LISTED ENTRIES.
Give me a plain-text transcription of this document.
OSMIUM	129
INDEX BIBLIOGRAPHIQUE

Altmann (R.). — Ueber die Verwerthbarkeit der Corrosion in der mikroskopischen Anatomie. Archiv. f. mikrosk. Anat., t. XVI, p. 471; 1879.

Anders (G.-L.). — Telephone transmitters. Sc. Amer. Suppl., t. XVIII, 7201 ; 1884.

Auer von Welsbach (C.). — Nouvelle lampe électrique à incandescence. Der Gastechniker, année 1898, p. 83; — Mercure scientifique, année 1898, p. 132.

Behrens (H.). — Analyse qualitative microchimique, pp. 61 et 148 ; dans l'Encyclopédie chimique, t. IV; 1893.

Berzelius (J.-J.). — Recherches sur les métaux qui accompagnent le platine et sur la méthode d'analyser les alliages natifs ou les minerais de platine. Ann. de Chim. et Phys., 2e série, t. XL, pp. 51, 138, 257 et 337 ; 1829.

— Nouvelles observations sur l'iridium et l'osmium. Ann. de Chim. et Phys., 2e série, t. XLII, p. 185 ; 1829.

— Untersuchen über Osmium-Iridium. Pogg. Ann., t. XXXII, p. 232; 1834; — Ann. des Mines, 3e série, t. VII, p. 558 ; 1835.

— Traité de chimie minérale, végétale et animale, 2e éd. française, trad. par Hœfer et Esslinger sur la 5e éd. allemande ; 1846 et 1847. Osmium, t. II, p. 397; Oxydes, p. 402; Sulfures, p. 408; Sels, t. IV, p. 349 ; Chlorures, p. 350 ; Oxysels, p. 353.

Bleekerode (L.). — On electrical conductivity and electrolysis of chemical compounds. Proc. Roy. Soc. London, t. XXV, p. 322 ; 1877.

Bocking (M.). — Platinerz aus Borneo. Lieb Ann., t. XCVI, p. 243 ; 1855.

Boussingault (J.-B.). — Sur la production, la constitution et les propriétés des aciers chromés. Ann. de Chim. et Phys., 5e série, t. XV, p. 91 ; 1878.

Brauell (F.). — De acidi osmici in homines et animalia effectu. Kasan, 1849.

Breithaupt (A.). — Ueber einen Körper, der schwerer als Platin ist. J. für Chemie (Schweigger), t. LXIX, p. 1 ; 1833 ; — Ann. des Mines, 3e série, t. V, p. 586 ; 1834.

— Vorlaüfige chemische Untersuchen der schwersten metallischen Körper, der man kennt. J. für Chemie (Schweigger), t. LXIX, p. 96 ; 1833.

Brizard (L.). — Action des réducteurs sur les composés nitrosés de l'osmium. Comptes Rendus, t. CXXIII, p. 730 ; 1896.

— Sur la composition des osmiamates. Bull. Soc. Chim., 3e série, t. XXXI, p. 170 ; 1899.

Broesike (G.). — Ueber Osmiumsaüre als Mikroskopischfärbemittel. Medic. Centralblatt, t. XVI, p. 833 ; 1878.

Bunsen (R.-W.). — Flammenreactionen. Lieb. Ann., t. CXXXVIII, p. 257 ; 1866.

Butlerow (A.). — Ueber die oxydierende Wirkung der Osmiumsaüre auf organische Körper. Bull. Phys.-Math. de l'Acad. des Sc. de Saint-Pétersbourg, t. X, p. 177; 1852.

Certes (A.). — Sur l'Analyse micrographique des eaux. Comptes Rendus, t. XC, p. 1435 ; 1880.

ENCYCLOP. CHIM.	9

YOUR GOAL.
Check the data for the word "Bull" and pull out the lines that have it.

RESULT BELOW.
— Sur la composition des osmiamates. Bull. Soc. Chim., 3e série, t. XXXI, p. 170 ; 1899.
Butlerow (A.). — Ueber die oxydierende Wirkung der Osmiumsaüre auf organische Körper. Bull. Phys.-Math. de l'Acad. des Sc. de Saint-Pétersbourg, t. X, p. 177; 1852.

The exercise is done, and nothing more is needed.